- Required action:
Count lines holding the string "JSON" in the data that follows. Reply with one number only.

*** Material for the task Section Begins ***

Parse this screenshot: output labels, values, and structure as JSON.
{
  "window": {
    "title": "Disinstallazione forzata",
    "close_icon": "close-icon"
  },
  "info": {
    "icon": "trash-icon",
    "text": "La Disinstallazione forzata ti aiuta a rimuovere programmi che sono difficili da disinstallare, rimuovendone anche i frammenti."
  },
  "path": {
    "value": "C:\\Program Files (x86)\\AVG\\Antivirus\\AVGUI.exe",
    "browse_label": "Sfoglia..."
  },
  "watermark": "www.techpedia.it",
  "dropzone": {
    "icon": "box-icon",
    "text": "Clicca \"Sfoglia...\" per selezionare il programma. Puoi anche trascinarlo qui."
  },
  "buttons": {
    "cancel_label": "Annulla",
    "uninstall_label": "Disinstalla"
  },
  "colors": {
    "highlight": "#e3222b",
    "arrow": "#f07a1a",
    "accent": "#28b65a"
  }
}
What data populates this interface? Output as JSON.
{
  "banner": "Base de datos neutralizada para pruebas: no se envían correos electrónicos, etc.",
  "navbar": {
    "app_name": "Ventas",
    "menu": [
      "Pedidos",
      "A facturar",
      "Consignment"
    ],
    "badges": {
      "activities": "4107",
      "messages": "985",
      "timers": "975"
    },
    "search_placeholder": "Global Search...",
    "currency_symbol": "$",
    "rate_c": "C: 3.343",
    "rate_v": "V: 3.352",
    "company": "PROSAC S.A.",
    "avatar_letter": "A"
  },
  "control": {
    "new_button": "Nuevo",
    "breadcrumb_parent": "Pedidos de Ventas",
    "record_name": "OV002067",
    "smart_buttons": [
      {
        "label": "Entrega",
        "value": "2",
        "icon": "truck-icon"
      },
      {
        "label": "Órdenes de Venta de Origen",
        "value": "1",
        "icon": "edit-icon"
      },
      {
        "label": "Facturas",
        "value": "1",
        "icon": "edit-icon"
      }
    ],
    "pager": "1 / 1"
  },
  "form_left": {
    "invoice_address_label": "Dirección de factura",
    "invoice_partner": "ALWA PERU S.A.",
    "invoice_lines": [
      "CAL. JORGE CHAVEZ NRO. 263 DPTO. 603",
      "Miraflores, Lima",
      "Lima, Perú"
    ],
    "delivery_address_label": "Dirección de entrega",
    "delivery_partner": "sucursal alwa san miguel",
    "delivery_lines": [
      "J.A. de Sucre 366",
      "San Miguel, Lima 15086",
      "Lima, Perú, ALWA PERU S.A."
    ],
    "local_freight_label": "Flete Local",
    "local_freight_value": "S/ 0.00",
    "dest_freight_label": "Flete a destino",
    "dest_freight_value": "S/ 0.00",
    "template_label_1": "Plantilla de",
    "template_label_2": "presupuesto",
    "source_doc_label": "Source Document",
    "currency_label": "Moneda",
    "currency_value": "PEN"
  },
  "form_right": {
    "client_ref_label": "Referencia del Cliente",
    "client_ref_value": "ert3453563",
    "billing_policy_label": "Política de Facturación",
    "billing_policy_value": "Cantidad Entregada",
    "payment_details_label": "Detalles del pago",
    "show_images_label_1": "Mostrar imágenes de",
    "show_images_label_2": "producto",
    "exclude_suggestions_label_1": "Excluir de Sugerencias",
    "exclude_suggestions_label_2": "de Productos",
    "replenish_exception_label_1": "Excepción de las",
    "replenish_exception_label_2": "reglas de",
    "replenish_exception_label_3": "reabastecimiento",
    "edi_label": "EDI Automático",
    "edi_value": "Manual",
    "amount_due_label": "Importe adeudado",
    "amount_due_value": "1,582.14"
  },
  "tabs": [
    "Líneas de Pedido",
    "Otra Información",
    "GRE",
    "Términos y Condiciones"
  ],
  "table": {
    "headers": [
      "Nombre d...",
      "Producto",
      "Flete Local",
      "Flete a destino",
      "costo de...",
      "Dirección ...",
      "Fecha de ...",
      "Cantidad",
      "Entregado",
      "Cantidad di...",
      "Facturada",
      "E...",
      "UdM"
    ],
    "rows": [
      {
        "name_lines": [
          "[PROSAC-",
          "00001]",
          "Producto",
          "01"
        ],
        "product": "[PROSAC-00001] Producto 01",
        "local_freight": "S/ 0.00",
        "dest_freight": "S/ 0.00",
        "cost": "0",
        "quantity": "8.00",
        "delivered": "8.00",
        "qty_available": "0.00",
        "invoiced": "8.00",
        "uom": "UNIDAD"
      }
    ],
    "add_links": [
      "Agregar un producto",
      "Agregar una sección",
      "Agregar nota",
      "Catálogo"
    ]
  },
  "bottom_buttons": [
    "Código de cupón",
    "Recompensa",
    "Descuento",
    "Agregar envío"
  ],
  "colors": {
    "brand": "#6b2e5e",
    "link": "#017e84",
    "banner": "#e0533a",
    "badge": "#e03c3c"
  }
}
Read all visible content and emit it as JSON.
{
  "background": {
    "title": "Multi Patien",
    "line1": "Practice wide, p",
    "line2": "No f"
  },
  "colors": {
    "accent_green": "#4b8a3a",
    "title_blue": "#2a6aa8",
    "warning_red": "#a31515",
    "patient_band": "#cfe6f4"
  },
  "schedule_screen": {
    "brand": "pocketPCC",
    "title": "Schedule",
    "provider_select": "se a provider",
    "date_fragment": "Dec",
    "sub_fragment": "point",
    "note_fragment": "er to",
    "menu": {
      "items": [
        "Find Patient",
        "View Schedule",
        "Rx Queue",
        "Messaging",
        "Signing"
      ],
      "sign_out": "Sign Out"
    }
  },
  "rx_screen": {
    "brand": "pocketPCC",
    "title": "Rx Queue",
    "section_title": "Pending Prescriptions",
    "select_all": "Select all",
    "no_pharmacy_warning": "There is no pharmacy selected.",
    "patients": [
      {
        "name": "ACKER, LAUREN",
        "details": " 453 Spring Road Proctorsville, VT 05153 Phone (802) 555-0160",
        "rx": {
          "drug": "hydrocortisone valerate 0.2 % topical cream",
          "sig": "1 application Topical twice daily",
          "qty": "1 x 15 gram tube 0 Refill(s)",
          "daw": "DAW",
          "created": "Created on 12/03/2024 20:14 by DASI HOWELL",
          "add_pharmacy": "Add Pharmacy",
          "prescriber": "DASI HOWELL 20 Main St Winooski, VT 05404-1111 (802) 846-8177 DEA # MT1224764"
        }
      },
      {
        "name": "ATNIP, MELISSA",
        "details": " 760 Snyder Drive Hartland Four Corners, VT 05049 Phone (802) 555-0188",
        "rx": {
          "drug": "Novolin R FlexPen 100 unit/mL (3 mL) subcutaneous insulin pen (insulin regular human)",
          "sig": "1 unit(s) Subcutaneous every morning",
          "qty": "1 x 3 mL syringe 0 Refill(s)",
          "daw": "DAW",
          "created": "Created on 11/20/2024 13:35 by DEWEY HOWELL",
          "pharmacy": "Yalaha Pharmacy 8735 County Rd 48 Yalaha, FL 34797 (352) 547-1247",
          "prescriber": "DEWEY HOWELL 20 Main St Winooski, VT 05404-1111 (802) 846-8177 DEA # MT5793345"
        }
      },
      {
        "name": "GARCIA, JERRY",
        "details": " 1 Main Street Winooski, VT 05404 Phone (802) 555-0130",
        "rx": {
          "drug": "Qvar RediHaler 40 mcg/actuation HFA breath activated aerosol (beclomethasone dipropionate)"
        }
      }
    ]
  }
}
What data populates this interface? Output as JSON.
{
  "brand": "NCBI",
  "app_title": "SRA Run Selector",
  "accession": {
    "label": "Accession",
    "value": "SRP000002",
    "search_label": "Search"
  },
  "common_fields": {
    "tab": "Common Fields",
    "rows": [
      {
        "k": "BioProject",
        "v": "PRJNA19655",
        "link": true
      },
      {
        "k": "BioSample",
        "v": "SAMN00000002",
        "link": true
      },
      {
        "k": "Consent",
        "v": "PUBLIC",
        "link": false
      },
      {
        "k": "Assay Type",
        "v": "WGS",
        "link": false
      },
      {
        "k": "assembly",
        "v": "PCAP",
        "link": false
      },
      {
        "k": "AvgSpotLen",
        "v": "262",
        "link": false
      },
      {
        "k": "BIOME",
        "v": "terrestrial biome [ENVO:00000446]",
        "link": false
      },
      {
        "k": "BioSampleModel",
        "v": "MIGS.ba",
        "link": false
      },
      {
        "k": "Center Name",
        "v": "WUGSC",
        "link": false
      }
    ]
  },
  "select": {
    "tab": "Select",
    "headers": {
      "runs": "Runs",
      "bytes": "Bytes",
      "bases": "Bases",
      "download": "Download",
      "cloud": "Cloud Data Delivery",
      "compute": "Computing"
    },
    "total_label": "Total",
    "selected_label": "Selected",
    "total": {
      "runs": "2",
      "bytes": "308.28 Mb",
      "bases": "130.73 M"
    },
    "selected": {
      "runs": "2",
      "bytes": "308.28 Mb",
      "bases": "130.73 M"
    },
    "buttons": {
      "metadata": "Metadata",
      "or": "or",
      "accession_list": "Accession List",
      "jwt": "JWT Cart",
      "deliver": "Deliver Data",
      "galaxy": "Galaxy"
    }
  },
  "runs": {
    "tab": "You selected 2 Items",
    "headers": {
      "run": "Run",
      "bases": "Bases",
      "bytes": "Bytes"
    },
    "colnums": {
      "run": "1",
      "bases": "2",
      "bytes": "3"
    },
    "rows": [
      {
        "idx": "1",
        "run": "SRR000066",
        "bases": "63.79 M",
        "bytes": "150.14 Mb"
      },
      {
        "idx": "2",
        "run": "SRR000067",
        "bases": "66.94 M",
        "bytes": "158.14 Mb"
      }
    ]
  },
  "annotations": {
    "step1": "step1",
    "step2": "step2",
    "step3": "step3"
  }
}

*** Material for the task Section Ends ***

- Result for this exercise:
4